## Description of the task:
Gather every line from the entries that contains the string "قشیر". Case counts.

## Material for the task:
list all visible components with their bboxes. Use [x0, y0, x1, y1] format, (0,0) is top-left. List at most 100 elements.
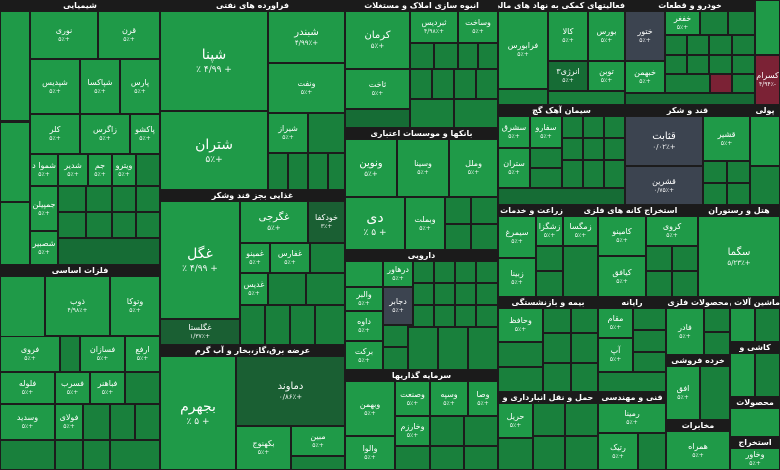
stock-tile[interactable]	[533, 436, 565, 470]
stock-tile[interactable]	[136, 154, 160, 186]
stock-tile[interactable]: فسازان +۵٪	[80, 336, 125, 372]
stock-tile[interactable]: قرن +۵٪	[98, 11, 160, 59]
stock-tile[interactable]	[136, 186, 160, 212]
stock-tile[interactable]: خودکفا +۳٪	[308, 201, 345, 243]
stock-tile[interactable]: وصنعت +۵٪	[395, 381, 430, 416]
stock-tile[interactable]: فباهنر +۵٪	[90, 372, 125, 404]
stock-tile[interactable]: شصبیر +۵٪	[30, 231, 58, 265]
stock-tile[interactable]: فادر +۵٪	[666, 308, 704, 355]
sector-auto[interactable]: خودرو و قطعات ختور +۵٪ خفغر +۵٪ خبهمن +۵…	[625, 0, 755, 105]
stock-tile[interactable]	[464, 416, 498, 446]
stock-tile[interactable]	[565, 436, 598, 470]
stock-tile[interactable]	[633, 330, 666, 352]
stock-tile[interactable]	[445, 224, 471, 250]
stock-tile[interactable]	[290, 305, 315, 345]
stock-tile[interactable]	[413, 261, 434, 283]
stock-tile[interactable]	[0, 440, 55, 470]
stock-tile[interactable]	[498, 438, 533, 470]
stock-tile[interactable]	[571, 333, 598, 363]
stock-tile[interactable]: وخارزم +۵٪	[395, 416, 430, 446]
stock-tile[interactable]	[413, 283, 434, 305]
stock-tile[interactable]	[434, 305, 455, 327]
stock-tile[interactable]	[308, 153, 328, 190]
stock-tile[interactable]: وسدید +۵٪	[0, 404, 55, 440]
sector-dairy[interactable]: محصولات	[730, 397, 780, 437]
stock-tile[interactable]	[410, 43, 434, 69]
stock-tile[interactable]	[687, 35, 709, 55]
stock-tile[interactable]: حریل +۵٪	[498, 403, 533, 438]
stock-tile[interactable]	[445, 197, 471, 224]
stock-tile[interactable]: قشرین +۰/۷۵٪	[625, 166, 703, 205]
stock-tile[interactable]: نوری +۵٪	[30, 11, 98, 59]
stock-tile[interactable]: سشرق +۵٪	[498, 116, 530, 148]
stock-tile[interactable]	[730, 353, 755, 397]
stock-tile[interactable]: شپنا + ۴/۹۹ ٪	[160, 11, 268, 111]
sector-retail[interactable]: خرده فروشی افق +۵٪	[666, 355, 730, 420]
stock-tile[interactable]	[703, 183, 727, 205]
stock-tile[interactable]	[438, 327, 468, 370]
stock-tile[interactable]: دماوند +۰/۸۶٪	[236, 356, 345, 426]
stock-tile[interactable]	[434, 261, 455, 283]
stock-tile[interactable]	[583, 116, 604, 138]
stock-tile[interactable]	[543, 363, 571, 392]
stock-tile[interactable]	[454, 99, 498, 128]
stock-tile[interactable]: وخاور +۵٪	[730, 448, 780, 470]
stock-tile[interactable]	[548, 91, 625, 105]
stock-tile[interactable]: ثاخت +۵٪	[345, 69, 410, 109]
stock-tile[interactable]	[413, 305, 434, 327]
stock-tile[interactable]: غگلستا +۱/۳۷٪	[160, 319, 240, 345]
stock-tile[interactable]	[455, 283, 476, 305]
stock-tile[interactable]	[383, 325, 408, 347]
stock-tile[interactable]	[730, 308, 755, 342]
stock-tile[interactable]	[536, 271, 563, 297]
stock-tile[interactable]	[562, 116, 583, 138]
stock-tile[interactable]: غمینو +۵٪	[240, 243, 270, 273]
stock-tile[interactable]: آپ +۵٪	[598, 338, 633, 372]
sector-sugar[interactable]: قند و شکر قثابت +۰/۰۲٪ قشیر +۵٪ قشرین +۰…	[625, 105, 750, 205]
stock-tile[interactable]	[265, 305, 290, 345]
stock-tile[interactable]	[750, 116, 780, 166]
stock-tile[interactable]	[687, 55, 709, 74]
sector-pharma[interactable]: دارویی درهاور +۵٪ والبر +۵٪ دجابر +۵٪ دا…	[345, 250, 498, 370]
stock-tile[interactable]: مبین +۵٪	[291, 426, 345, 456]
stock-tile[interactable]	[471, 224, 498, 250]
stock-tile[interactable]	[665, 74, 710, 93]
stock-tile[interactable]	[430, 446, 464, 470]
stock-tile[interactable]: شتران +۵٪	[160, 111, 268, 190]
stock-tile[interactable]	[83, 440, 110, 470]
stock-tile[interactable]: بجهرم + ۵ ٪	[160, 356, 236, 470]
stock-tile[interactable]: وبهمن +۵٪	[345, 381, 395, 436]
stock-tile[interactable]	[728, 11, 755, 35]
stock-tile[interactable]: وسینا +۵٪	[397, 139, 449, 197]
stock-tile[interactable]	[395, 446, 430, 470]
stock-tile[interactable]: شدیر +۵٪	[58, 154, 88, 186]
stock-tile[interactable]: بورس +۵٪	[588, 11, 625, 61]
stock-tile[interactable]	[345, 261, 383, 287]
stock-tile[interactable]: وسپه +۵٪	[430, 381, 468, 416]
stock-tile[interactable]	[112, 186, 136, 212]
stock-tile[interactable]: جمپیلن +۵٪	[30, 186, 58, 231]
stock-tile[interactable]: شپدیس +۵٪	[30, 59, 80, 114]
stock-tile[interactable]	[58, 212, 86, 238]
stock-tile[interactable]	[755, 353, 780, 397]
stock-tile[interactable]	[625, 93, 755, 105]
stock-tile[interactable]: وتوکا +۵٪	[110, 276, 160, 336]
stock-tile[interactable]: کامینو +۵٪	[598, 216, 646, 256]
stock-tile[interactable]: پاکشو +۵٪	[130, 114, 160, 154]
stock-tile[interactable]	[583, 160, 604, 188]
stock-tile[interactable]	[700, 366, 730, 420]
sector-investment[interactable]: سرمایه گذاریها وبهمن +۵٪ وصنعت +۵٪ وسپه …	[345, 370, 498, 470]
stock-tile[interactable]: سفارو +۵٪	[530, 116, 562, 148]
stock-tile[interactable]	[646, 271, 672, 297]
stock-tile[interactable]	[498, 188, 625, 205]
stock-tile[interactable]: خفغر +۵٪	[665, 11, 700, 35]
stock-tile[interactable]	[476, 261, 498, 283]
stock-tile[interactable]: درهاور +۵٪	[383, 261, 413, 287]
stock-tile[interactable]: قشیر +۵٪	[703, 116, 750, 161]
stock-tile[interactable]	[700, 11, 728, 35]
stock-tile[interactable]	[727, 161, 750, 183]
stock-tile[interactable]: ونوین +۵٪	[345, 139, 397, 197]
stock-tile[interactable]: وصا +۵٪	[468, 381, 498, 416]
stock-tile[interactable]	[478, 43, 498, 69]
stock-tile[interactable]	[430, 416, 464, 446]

## Solution to this exercise:
sector-sugar[interactable]: قند و شکر قثابت +۰/۰۲٪ قشیر +۵٪ قشرین +۰…	[625, 105, 750, 205]
stock-tile[interactable]: قشیر +۵٪	[703, 116, 750, 161]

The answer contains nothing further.